— Excerpted records —
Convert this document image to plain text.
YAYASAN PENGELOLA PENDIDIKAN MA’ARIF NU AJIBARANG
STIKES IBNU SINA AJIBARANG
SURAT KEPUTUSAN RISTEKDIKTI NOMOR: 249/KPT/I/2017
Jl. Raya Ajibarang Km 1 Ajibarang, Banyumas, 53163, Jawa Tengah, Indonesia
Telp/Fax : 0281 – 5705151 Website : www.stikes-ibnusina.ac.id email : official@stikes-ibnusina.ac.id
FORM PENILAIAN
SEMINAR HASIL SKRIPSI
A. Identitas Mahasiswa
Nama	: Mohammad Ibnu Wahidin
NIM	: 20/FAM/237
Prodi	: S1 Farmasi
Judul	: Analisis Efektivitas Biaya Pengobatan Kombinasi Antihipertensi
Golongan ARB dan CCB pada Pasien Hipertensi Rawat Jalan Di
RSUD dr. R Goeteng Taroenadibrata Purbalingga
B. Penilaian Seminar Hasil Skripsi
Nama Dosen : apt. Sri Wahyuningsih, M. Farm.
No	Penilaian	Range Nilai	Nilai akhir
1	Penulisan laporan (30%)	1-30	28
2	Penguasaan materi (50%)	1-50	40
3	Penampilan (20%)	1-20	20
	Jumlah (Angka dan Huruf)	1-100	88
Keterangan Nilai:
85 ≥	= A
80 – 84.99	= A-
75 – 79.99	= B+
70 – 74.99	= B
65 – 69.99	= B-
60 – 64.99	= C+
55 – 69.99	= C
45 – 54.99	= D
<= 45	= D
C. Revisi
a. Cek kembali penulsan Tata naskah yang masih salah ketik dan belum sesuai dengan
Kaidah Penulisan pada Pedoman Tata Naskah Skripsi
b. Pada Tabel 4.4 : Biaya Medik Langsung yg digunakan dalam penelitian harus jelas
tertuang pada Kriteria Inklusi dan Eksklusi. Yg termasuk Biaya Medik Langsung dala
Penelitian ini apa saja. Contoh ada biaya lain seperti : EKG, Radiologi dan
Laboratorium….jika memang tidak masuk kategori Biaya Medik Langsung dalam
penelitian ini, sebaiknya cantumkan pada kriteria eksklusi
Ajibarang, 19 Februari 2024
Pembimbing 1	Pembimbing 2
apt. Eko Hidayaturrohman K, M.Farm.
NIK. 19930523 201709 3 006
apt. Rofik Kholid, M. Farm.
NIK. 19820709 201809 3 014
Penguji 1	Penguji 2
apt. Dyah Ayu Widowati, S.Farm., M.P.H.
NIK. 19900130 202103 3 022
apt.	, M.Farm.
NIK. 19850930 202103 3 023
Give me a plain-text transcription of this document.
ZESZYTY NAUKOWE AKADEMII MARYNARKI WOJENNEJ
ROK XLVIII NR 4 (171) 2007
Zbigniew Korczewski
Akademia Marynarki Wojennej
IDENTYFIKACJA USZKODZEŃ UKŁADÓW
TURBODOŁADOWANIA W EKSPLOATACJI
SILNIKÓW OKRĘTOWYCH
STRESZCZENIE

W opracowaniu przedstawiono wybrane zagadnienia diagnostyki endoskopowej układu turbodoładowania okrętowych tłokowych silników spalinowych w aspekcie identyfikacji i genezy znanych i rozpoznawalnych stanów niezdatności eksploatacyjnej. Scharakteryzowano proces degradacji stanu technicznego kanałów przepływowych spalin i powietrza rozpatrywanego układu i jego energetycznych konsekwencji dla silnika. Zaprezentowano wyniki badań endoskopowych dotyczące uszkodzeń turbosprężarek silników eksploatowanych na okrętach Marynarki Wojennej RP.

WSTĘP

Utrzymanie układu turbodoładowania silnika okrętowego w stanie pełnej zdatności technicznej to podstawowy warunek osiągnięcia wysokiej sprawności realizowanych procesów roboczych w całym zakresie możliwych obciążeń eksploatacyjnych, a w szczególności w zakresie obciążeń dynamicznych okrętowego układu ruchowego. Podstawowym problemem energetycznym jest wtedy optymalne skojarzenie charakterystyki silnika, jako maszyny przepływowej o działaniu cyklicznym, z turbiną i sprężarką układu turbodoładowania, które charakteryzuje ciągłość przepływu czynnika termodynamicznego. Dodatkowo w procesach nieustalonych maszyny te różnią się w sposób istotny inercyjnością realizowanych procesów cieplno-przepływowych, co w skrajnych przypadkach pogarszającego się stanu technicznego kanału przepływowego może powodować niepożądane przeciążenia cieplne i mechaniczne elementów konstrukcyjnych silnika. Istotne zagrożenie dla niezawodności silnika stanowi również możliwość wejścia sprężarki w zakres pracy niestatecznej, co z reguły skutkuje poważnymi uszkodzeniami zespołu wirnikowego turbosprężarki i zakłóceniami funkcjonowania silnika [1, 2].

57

— Exercise —
Write each line above out exactly.

— Right answer —
Convert this document image to plain text.
YAYASAN PENGELOLA PENDIDIKAN MA’ARIF NU AJIBARANG
STIKES IBNU SINA AJIBARANG
SURAT KEPUTUSAN RISTEKDIKTI NOMOR: 249/KPT/I/2017
Jl. Raya Ajibarang Km 1 Ajibarang, Banyumas, 53163, Jawa Tengah, Indonesia
Telp/Fax : 0281 – 5705151 Website : www.stikes-ibnusina.ac.id email : official@stikes-ibnusina.ac.id
FORM PENILAIAN
SEMINAR HASIL SKRIPSI
A. Identitas Mahasiswa
Nama	: Mohammad Ibnu Wahidin
NIM	: 20/FAM/237
Prodi	: S1 Farmasi
Judul	: Analisis Efektivitas Biaya Pengobatan Kombinasi Antihipertensi
Golongan ARB dan CCB pada Pasien Hipertensi Rawat Jalan Di
RSUD dr. R Goeteng Taroenadibrata Purbalingga
B. Penilaian Seminar Hasil Skripsi
Nama Dosen : apt. Sri Wahyuningsih, M. Farm.
No	Penilaian	Range Nilai	Nilai akhir
1	Penulisan laporan (30%)	1-30	28
2	Penguasaan materi (50%)	1-50	40
3	Penampilan (20%)	1-20	20
	Jumlah (Angka dan Huruf)	1-100	88
Keterangan Nilai:
85 ≥	= A
80 – 84.99	= A-
75 – 79.99	= B+
70 – 74.99	= B
65 – 69.99	= B-
60 – 64.99	= C+
55 – 69.99	= C
45 – 54.99	= D
<= 45	= D
C. Revisi
a. Cek kembali penulsan Tata naskah yang masih salah ketik dan belum sesuai dengan
Kaidah Penulisan pada Pedoman Tata Naskah Skripsi
b. Pada Tabel 4.4 : Biaya Medik Langsung yg digunakan dalam penelitian harus jelas
tertuang pada Kriteria Inklusi dan Eksklusi. Yg termasuk Biaya Medik Langsung dala
Penelitian ini apa saja. Contoh ada biaya lain seperti : EKG, Radiologi dan
Laboratorium….jika memang tidak masuk kategori Biaya Medik Langsung dalam
penelitian ini, sebaiknya cantumkan pada kriteria eksklusi
Ajibarang, 19 Februari 2024
Pembimbing 1	Pembimbing 2
apt. Eko Hidayaturrohman K, M.Farm.
NIK. 19930523 201709 3 006
apt. Rofik Kholid, M. Farm.
NIK. 19820709 201809 3 014
Penguji 1	Penguji 2
apt. Dyah Ayu Widowati, S.Farm., M.P.H.
NIK. 19900130 202103 3 022
apt.	, M.Farm.
NIK. 19850930 202103 3 023
Give me a plain-text transcription of this document.
ZESZYTY NAUKOWE AKADEMII MARYNARKI WOJENNEJ
ROK XLVIII NR 4 (171) 2007
Zbigniew Korczewski
Akademia Marynarki Wojennej
IDENTYFIKACJA USZKODZEŃ UKŁADÓW
TURBODOŁADOWANIA W EKSPLOATACJI
SILNIKÓW OKRĘTOWYCH
STRESZCZENIE

W opracowaniu przedstawiono wybrane zagadnienia diagnostyki endoskopowej układu turbodoładowania okrętowych tłokowych silników spalinowych w aspekcie identyfikacji i genezy znanych i rozpoznawalnych stanów niezdatności eksploatacyjnej. Scharakteryzowano proces degradacji stanu technicznego kanałów przepływowych spalin i powietrza rozpatrywanego układu i jego energetycznych konsekwencji dla silnika. Zaprezentowano wyniki badań endoskopowych dotyczące uszkodzeń turbosprężarek silników eksploatowanych na okrętach Marynarki Wojennej RP.

WSTĘP

Utrzymanie układu turbodoładowania silnika okrętowego w stanie pełnej zdatności technicznej to podstawowy warunek osiągnięcia wysokiej sprawności realizowanych procesów roboczych w całym zakresie możliwych obciążeń eksploatacyjnych, a w szczególności w zakresie obciążeń dynamicznych okrętowego układu ruchowego. Podstawowym problemem energetycznym jest wtedy optymalne skojarzenie charakterystyki silnika, jako maszyny przepływowej o działaniu cyklicznym, z turbiną i sprężarką układu turbodoładowania, które charakteryzuje ciągłość przepływu czynnika termodynamicznego. Dodatkowo w procesach nieustalonych maszyny te różnią się w sposób istotny inercyjnością realizowanych procesów cieplno-przepływowych, co w skrajnych przypadkach pogarszającego się stanu technicznego kanału przepływowego może powodować niepożądane przeciążenia cieplne i mechaniczne elementów konstrukcyjnych silnika. Istotne zagrożenie dla niezawodności silnika stanowi również możliwość wejścia sprężarki w zakres pracy niestatecznej, co z reguły skutkuje poważnymi uszkodzeniami zespołu wirnikowego turbosprężarki i zakłóceniami funkcjonowania silnika [1, 2].

57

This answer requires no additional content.